WHAT IS REQUIRED: Provide only the number of lines in the data below that contain the string "Последняя".

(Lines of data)
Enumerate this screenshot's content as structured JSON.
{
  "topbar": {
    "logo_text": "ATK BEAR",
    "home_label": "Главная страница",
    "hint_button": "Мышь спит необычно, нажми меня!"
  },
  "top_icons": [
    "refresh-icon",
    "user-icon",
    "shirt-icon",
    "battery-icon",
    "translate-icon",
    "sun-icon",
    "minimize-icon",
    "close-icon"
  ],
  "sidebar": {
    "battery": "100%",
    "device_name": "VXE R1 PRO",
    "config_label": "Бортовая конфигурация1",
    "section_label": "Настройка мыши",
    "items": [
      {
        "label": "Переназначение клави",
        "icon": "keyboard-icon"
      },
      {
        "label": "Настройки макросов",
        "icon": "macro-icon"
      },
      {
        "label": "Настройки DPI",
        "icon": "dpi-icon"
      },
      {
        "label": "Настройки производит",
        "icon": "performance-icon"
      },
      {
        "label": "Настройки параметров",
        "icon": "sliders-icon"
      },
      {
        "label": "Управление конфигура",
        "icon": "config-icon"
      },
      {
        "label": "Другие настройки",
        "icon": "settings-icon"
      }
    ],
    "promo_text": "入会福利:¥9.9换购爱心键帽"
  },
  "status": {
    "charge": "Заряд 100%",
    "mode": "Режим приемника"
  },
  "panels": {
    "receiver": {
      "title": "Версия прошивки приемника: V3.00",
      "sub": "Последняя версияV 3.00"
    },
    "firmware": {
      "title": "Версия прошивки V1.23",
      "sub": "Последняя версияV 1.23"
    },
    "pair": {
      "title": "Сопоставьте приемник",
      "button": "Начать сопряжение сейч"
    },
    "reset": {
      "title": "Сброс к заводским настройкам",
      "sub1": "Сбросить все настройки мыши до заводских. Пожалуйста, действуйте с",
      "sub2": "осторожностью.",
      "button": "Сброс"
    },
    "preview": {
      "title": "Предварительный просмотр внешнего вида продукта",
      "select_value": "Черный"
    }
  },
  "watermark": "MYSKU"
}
==
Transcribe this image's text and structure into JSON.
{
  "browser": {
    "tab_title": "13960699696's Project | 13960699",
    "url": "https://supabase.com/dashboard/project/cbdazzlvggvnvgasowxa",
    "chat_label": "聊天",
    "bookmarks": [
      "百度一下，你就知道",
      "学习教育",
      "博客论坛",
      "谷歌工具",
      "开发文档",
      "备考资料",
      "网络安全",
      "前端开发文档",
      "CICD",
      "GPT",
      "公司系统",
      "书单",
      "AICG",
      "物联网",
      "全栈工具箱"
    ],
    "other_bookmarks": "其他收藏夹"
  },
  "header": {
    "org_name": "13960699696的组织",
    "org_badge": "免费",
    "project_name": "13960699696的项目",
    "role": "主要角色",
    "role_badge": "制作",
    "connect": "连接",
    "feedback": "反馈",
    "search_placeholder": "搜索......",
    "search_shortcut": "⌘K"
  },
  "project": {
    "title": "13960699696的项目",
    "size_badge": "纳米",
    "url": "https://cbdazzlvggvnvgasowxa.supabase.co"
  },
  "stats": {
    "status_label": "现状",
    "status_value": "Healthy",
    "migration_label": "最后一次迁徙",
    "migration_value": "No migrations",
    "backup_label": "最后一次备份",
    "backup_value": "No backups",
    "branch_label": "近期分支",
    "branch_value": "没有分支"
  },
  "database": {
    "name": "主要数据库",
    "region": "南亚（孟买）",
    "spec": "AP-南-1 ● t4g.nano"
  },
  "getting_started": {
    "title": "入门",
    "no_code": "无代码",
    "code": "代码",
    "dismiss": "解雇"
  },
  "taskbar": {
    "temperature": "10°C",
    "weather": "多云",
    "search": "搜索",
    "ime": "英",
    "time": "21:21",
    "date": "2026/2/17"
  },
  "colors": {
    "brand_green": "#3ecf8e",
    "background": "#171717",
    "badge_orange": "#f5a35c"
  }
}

WRITTEN SOLUTION: 2